Task goal
Count every line of the listing where the string "left" occurs, and reply with the count alone.

Exercise input
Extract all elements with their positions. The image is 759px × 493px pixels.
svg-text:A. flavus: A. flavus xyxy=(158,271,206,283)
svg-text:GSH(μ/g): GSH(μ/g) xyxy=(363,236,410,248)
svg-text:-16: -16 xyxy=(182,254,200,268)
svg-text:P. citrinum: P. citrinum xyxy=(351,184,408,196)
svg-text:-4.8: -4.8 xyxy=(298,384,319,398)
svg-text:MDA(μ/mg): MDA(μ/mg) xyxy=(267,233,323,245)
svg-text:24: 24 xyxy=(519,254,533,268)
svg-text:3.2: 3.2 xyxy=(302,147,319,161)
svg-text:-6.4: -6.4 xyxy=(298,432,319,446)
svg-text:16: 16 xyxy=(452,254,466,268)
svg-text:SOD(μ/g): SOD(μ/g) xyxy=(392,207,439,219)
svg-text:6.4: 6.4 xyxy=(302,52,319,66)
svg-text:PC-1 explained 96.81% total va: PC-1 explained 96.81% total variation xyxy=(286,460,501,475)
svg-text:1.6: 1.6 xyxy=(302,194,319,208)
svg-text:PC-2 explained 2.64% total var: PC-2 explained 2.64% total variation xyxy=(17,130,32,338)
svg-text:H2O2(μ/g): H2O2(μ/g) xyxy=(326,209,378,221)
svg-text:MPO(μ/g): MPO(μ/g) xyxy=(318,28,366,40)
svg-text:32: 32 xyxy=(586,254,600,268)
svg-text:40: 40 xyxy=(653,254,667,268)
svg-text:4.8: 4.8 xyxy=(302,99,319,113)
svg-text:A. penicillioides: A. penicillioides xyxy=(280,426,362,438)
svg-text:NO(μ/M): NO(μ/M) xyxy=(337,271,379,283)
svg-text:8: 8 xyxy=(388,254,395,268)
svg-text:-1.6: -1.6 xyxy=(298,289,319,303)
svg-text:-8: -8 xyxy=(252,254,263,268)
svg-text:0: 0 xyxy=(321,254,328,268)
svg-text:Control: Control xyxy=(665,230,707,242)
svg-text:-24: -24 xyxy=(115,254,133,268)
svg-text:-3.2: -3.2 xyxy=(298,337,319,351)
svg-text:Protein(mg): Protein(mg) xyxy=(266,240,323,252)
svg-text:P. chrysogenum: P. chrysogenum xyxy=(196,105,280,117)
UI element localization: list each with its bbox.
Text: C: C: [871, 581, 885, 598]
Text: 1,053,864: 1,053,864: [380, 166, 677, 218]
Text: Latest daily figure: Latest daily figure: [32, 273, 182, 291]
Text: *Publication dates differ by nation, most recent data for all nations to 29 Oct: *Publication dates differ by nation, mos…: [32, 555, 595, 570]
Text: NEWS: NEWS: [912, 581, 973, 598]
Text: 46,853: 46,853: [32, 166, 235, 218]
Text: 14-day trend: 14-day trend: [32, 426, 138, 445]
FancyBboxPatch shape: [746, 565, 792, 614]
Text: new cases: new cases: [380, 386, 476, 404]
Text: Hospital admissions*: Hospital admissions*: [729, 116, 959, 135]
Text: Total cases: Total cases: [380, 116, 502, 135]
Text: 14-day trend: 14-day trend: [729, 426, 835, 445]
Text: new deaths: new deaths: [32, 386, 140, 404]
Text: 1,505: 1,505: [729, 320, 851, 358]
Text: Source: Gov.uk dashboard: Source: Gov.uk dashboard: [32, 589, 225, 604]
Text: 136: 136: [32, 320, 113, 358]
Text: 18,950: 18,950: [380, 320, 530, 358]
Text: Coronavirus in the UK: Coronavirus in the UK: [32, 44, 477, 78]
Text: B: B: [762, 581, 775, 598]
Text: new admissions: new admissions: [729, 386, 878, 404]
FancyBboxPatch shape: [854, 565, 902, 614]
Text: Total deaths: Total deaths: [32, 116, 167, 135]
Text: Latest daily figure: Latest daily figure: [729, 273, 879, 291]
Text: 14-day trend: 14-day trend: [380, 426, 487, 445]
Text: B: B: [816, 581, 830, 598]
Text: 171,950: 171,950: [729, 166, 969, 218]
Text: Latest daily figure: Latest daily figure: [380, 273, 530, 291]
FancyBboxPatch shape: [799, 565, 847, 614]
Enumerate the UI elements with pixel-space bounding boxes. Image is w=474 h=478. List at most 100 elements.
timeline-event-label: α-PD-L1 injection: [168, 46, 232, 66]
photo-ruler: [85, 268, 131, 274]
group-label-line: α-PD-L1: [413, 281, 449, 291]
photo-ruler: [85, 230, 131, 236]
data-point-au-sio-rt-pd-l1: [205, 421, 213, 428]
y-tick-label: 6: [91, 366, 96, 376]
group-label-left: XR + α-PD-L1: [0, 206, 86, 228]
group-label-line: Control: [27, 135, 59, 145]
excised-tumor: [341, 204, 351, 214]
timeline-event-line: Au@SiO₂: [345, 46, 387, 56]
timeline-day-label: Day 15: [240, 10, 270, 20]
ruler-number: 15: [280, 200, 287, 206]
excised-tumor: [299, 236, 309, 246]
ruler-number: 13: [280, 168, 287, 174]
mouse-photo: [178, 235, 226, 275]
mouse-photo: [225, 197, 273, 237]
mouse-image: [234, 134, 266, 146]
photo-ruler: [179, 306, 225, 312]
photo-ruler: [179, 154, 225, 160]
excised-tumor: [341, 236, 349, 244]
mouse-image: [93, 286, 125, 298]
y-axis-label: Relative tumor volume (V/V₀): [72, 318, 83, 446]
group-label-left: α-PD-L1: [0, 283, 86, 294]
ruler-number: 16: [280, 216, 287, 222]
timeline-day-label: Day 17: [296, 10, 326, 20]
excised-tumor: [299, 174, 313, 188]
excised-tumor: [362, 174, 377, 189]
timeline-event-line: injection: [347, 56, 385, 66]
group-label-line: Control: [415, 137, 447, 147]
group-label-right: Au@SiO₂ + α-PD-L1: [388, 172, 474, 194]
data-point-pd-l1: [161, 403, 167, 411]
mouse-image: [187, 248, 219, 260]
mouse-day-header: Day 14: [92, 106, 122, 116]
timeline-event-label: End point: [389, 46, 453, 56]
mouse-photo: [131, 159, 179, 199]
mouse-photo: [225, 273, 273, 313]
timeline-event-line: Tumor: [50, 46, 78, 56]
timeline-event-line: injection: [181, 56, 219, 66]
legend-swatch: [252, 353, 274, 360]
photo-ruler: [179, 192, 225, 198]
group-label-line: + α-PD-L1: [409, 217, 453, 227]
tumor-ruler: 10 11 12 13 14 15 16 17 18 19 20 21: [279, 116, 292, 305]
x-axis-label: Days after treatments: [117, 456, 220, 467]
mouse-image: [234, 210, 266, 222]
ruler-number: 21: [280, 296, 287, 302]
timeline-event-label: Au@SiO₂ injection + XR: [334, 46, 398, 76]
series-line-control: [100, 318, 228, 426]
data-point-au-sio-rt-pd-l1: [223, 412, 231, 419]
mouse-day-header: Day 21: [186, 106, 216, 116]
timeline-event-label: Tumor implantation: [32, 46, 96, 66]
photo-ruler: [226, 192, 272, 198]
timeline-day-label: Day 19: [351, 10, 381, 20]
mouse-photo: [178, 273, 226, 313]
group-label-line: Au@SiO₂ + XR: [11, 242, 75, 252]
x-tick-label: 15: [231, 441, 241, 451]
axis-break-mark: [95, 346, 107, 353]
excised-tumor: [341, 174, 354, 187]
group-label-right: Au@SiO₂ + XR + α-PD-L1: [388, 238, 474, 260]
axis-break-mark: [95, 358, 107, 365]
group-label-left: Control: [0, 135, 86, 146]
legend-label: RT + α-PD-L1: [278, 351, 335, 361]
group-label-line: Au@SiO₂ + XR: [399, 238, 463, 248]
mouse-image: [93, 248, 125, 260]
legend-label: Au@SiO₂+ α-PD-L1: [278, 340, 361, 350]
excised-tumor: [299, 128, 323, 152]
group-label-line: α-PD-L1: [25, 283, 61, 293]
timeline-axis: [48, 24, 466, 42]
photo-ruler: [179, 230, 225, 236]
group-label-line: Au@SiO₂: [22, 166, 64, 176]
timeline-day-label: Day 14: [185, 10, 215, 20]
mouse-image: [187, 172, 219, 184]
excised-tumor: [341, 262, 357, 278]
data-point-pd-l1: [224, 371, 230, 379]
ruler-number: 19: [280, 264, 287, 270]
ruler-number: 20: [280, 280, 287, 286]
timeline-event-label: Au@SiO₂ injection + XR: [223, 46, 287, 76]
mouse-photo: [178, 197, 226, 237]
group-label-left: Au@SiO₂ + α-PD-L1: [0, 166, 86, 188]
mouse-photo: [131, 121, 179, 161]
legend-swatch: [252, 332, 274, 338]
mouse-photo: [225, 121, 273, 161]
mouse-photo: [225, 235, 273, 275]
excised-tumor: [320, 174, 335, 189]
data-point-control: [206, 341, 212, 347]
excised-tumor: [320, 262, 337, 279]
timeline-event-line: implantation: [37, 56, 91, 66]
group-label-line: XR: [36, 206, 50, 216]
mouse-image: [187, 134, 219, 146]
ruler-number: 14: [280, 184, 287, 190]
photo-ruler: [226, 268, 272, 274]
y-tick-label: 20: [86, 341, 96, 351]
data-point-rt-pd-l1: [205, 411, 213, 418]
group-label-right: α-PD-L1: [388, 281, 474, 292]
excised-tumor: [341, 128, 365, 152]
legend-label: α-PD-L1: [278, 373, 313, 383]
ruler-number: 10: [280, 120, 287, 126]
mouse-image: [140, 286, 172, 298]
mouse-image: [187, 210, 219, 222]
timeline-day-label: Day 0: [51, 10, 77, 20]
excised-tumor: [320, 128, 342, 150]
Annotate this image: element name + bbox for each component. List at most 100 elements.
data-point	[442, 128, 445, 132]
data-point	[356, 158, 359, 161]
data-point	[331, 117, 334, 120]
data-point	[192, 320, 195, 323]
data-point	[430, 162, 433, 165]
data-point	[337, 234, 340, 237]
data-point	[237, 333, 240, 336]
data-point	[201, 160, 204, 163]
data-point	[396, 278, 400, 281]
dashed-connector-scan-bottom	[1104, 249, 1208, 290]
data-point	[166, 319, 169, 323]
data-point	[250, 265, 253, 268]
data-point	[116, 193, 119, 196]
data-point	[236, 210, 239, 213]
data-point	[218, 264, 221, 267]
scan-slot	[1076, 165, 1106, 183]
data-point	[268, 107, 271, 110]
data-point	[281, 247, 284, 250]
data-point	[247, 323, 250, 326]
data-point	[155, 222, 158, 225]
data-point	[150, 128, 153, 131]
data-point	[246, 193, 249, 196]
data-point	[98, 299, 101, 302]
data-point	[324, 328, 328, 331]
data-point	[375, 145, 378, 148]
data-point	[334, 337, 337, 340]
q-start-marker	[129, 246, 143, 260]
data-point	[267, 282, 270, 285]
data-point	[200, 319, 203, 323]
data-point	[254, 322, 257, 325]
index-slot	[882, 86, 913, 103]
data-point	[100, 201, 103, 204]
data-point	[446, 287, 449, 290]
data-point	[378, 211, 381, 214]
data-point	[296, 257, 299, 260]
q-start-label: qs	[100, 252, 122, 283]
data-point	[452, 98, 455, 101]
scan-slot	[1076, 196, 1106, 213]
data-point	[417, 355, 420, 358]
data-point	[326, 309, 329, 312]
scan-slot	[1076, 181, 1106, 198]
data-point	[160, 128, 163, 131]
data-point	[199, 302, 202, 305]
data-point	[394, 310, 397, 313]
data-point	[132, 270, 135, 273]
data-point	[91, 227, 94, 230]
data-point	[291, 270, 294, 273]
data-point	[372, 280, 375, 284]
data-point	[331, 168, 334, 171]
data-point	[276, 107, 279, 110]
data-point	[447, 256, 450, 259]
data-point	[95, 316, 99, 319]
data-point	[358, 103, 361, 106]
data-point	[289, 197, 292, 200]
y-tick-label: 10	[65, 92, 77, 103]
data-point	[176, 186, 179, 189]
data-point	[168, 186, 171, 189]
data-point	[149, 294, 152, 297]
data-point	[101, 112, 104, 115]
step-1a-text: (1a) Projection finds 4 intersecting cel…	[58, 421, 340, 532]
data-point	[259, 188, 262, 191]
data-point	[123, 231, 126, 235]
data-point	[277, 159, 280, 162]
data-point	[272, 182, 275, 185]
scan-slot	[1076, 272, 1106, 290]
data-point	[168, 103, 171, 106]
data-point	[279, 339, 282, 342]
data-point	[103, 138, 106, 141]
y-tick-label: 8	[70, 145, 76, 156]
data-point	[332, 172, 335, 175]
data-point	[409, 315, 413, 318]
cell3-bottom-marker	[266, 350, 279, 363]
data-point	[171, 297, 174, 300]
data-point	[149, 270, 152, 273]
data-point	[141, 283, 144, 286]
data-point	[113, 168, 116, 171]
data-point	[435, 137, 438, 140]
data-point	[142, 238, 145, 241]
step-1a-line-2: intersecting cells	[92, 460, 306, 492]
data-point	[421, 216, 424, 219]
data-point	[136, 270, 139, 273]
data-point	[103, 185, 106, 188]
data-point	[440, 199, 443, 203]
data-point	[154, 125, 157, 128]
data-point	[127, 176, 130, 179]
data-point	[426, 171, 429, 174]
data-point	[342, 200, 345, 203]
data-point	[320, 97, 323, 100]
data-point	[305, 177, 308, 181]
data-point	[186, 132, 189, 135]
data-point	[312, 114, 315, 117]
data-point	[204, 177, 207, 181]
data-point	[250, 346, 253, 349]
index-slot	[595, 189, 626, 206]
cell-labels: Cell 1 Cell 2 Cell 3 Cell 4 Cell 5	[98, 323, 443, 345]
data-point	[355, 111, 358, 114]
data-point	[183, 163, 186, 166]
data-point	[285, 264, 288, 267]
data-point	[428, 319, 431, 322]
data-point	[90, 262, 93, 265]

Answer section
4